_Given problem:_ For every line in the records that has the word "this", make a copy.

_Material provided:_
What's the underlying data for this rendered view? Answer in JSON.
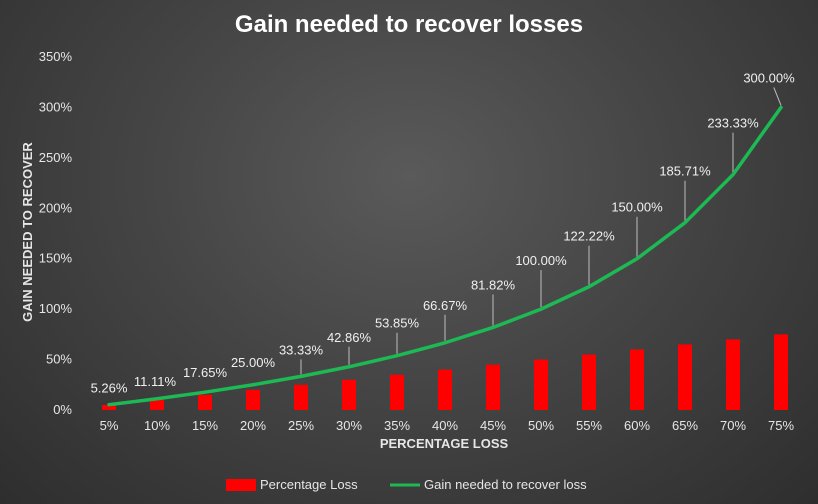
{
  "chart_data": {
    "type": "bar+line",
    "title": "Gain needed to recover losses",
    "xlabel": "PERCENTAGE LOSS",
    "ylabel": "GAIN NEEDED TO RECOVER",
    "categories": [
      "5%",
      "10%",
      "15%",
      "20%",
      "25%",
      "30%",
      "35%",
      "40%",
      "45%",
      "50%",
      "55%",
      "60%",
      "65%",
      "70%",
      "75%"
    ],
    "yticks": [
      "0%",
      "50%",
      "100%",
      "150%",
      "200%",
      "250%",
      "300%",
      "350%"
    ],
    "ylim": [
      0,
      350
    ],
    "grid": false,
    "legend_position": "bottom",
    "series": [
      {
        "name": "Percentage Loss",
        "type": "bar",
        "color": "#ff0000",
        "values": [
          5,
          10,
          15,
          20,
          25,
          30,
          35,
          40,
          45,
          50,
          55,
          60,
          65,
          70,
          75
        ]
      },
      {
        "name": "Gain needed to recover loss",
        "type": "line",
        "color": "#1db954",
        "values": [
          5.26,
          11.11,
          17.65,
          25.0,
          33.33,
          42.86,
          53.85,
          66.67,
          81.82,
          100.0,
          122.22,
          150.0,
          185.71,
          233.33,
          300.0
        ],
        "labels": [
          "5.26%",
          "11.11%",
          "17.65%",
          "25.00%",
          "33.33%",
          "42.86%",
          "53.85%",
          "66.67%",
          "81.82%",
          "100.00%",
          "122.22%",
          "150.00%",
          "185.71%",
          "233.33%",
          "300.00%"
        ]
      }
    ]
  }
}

---

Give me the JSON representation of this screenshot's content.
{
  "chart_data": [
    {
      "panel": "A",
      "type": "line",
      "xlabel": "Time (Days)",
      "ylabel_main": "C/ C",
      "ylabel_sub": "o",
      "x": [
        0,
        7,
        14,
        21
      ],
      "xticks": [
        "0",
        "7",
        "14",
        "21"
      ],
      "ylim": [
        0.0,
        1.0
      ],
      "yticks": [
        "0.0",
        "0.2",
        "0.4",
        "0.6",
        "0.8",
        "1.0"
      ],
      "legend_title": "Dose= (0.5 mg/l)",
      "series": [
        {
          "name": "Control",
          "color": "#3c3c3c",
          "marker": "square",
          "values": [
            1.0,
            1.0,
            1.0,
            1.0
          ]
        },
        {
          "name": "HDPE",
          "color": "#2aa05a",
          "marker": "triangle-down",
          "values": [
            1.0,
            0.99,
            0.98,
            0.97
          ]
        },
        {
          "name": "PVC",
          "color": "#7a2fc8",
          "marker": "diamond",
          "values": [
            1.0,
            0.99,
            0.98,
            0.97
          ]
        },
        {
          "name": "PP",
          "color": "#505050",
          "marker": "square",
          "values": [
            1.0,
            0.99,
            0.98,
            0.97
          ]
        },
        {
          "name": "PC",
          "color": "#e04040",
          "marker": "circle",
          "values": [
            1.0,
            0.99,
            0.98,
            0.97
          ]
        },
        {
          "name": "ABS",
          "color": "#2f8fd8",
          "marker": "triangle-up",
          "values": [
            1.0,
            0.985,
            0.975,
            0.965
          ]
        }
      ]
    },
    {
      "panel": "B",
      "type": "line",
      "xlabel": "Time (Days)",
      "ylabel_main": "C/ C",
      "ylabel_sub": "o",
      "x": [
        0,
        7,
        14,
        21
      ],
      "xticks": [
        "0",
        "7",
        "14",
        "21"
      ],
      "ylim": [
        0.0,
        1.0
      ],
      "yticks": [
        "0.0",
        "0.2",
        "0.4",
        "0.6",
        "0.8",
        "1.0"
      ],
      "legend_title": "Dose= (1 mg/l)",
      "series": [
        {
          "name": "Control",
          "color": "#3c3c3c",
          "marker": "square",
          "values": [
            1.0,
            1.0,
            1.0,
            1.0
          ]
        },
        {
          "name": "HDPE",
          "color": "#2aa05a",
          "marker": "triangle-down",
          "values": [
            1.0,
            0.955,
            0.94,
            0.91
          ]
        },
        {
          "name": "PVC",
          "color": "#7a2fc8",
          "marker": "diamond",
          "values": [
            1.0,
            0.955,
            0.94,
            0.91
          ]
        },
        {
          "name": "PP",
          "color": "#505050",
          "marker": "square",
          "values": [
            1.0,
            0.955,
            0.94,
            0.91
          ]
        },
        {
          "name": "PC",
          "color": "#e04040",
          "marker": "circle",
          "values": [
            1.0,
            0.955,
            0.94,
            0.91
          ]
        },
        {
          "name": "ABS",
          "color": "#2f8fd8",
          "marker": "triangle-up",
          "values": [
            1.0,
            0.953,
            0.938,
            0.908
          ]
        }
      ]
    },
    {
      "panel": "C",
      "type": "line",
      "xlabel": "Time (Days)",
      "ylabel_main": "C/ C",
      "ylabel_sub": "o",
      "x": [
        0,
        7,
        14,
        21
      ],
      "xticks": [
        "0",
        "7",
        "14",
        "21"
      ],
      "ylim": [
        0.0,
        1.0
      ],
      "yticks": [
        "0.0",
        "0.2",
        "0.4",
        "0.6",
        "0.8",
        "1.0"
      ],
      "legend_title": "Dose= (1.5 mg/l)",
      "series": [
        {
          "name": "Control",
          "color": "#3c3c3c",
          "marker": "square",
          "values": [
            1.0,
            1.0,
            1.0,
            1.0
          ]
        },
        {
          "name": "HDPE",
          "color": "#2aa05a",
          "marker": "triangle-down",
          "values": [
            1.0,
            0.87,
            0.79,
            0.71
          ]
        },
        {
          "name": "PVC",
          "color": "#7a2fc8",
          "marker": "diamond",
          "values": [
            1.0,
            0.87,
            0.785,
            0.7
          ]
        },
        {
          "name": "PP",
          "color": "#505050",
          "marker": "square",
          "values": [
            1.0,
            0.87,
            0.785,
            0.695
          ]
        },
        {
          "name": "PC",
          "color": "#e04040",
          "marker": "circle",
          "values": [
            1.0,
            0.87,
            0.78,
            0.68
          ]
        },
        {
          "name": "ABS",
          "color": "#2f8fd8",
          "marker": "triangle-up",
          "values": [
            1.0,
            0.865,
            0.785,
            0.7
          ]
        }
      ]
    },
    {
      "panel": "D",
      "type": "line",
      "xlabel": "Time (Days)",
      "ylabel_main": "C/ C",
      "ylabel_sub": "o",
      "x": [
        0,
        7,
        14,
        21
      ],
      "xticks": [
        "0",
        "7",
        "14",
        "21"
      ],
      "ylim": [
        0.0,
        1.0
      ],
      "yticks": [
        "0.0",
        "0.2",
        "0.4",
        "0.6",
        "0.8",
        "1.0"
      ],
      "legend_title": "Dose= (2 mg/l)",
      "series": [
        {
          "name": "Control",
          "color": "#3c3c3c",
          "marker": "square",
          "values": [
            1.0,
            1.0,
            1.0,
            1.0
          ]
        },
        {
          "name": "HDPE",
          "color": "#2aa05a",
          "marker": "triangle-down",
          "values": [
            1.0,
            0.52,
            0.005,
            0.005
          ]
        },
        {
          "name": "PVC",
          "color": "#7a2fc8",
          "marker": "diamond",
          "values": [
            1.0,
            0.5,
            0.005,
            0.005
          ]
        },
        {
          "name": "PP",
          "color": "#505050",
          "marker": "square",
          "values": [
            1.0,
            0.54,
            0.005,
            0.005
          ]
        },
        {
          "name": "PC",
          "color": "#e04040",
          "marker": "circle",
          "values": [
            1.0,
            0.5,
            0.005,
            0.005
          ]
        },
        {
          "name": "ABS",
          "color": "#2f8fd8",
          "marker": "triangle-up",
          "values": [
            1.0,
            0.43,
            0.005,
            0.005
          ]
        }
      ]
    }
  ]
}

---

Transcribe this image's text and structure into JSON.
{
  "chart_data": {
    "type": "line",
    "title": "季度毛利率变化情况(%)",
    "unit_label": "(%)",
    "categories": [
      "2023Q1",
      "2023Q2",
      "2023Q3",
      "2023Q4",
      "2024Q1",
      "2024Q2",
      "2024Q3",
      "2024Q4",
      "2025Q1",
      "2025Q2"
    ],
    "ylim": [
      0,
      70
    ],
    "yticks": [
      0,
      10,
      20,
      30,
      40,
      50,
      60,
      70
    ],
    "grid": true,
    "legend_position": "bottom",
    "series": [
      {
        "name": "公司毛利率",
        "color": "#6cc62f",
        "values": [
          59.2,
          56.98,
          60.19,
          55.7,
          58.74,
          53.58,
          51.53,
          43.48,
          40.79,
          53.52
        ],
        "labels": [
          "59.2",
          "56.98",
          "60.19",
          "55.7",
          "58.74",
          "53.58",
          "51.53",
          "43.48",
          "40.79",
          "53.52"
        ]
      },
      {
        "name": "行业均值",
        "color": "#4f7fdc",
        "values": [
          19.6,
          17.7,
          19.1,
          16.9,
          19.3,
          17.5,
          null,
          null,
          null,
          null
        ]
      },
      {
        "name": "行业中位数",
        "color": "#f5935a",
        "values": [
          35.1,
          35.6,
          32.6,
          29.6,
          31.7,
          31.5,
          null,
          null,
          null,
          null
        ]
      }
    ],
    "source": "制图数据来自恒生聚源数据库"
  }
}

_Solution:_
What's the underlying data for this rendered view? Answer in JSON.
Give me the JSON representation of this screenshot's content.
Transcribe this image's text and structure into JSON.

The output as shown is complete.